__WHAT IS EXPECTED__.
Without including any images, repeat the data exactly.
--- Begin SUPPLIED RECORDS ---
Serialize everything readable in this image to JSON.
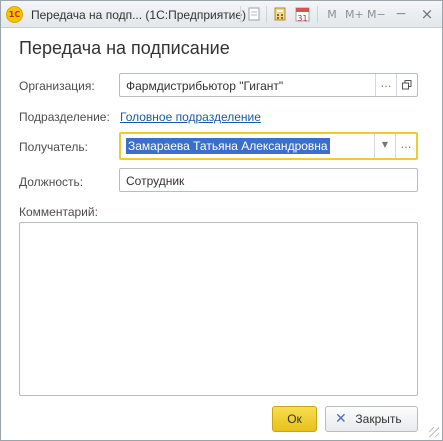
{
  "window": {
    "title": "Передача на подп...  (1С:Предприятие)",
    "logo_text": "1С",
    "toolbar_icons": [
      "document-icon",
      "calculator-icon",
      "calendar-icon"
    ],
    "calendar_day": "31",
    "buttons": {
      "m": "M",
      "m_plus": "M+",
      "m_minus": "M−",
      "minimize": "−",
      "close": "×"
    }
  },
  "form": {
    "title": "Передача на подписание",
    "organization": {
      "label": "Организация:",
      "value": "Фармдистрибьютор \"Гигант\""
    },
    "department": {
      "label": "Подразделение:",
      "value": "Головное подразделение"
    },
    "recipient": {
      "label": "Получатель:",
      "value": "Замараева Татьяна Александровна"
    },
    "position": {
      "label": "Должность:",
      "value": "Сотрудник"
    },
    "comment": {
      "label": "Комментарий:",
      "value": ""
    }
  },
  "actions": {
    "ok_label": "Ок",
    "close_label": "Закрыть"
  },
  "colors": {
    "accent_yellow": "#f0c935",
    "selection_blue": "#3b6fc9",
    "link_blue": "#1b5aa8"
  }
}
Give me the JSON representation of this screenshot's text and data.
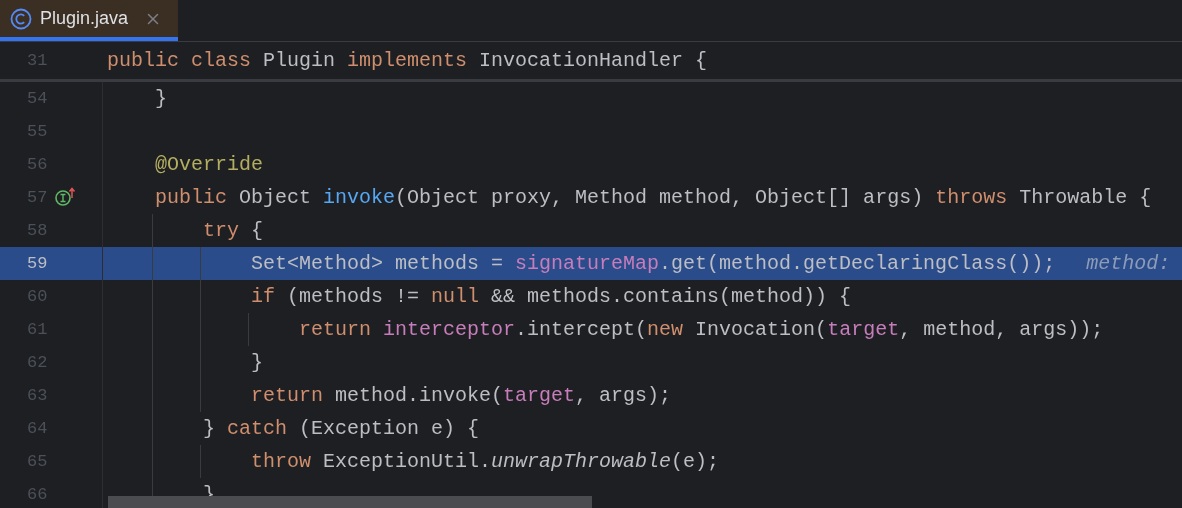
--- End SUPPLIED RECORDS ---
__SOLVED PROBLEM__.
Serialize everything readable in this image to JSON.
{
  "window": {
    "title": "Передача на подп...  (1С:Предприятие)",
    "logo_text": "1С",
    "toolbar_icons": [
      "document-icon",
      "calculator-icon",
      "calendar-icon"
    ],
    "calendar_day": "31",
    "buttons": {
      "m": "M",
      "m_plus": "M+",
      "m_minus": "M−",
      "minimize": "−",
      "close": "×"
    }
  },
  "form": {
    "title": "Передача на подписание",
    "organization": {
      "label": "Организация:",
      "value": "Фармдистрибьютор \"Гигант\""
    },
    "department": {
      "label": "Подразделение:",
      "value": "Головное подразделение"
    },
    "recipient": {
      "label": "Получатель:",
      "value": "Замараева Татьяна Александровна"
    },
    "position": {
      "label": "Должность:",
      "value": "Сотрудник"
    },
    "comment": {
      "label": "Комментарий:",
      "value": ""
    }
  },
  "actions": {
    "ok_label": "Ок",
    "close_label": "Закрыть"
  },
  "colors": {
    "accent_yellow": "#f0c935",
    "selection_blue": "#3b6fc9",
    "link_blue": "#1b5aa8"
  }
}
Give me the JSON representation of this screenshot's text and data.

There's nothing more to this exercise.